DATA:
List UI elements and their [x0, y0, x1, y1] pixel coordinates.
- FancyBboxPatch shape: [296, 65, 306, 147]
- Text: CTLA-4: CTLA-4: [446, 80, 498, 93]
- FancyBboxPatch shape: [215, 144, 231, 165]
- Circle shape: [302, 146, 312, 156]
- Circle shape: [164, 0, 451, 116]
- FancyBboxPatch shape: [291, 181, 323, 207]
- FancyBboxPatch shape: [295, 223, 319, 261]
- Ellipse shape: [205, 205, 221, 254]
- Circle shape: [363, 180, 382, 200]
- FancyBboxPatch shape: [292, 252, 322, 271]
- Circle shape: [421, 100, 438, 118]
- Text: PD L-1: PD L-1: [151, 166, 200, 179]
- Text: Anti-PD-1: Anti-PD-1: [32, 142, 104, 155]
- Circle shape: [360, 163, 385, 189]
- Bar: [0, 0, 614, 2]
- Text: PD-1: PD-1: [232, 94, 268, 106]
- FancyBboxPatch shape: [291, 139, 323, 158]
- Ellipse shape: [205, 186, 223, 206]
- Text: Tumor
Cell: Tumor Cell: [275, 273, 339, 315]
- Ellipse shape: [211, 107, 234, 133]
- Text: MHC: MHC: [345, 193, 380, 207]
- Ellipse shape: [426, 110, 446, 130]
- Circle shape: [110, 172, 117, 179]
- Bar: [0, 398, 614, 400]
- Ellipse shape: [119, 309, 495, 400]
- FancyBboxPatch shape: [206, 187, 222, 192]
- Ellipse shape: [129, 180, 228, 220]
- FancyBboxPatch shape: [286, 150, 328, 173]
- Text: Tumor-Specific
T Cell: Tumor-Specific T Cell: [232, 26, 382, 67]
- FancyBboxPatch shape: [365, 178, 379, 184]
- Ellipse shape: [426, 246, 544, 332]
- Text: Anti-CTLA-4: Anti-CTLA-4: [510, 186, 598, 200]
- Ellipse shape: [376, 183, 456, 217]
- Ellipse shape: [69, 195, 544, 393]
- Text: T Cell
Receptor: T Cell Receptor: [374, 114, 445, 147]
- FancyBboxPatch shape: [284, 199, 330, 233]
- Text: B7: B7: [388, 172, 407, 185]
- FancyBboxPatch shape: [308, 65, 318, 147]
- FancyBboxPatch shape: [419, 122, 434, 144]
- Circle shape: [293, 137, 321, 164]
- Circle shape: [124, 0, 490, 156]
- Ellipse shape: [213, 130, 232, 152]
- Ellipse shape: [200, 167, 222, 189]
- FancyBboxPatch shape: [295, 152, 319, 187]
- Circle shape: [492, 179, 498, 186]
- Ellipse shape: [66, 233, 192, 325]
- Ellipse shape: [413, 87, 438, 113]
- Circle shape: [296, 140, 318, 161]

EXERCISE GOAL:
Scan the listing for the string "Tumor". Copy each line that has it.

EXERCISE RESPONSE:
- Text: Tumor
Cell: Tumor Cell: [275, 273, 339, 315]
- Text: Tumor-Specific
T Cell: Tumor-Specific T Cell: [232, 26, 382, 67]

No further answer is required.